[Start of GIVEN DATA]

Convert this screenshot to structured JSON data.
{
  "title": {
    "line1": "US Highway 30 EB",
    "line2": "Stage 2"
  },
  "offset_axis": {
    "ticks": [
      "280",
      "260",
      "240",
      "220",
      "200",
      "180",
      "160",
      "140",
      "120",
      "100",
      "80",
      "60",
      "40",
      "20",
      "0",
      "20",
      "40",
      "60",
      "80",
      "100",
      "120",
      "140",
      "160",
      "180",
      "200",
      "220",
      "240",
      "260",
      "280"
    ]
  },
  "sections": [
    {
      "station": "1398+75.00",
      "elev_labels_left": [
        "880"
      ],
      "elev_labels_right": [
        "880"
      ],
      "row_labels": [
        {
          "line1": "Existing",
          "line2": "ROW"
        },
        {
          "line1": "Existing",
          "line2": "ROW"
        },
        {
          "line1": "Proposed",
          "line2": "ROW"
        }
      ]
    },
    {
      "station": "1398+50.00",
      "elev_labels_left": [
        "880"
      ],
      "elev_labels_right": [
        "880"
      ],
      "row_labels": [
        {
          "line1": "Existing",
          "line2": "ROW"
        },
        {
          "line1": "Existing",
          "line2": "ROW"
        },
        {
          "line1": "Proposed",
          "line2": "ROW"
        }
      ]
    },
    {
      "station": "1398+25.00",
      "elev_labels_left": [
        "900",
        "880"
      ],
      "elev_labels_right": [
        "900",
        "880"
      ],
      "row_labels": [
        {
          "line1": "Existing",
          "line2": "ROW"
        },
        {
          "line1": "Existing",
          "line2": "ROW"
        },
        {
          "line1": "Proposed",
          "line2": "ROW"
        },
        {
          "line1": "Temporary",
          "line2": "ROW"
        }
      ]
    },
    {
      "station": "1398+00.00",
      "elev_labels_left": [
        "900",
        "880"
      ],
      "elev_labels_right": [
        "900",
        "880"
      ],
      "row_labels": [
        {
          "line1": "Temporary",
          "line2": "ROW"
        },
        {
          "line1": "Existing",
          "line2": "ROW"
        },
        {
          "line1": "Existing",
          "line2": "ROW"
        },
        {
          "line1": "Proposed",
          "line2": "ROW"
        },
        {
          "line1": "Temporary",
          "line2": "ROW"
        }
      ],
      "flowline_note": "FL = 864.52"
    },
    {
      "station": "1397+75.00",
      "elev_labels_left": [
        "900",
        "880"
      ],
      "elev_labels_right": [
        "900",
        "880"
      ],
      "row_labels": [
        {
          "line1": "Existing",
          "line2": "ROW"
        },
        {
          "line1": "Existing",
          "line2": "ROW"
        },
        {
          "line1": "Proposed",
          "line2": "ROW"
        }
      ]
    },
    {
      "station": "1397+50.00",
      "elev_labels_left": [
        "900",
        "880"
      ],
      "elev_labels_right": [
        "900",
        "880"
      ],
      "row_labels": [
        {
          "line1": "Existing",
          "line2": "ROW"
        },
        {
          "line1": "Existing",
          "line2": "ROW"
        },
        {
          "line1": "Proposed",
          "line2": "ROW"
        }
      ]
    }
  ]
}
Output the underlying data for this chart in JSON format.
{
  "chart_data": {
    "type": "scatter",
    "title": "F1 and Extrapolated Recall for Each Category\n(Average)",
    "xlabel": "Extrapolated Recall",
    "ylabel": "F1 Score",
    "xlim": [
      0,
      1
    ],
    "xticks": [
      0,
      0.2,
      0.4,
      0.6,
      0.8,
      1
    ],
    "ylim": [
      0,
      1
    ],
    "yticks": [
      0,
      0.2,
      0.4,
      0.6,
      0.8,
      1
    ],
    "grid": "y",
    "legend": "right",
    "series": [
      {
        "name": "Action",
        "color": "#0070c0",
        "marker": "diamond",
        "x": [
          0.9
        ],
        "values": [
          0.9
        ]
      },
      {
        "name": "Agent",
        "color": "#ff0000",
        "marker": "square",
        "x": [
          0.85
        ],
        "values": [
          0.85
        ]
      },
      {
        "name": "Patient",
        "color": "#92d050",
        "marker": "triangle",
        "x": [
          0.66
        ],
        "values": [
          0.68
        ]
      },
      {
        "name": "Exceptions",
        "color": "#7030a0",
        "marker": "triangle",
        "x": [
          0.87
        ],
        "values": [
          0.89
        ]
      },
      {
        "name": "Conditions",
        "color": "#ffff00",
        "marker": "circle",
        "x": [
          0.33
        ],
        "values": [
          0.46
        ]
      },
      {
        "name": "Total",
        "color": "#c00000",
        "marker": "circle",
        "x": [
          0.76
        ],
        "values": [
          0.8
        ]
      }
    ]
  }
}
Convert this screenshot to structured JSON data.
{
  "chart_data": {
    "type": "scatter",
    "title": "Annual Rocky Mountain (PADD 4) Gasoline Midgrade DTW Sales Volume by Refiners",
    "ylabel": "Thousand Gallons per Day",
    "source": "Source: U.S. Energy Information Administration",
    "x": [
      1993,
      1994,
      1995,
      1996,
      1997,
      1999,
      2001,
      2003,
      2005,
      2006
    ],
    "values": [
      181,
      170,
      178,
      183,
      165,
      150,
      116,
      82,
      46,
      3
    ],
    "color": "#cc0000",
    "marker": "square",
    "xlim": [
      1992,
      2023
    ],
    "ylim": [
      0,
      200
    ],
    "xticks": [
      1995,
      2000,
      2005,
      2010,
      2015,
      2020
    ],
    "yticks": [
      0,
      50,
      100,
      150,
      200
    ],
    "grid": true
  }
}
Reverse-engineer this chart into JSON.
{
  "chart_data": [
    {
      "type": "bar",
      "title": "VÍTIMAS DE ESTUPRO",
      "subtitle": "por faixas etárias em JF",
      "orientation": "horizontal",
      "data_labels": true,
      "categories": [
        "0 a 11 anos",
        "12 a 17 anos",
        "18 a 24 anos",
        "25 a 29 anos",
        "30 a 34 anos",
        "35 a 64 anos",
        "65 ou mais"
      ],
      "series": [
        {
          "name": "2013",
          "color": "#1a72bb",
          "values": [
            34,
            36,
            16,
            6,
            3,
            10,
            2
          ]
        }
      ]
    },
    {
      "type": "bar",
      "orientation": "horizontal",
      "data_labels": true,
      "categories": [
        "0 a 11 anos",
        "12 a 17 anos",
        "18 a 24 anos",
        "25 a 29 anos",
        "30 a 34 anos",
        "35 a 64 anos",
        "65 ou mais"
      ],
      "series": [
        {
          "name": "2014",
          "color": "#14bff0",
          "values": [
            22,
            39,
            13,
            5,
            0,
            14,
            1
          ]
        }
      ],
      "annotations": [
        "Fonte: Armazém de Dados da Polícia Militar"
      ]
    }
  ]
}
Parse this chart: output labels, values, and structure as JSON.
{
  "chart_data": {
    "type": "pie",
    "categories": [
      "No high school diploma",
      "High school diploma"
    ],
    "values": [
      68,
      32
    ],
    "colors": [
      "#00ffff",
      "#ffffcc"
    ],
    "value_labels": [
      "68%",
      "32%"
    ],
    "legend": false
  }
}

[End of GIVEN DATA]

WHAT YOU HAVE TO DO: Read the data above. Pull out each line in which the string "marker" appears.

SOLUTION BELOW:
        "marker": "diamond",
        "marker": "square",
        "marker": "triangle",
        "marker": "triangle",
        "marker": "circle",
        "marker": "circle",
    "marker": "square",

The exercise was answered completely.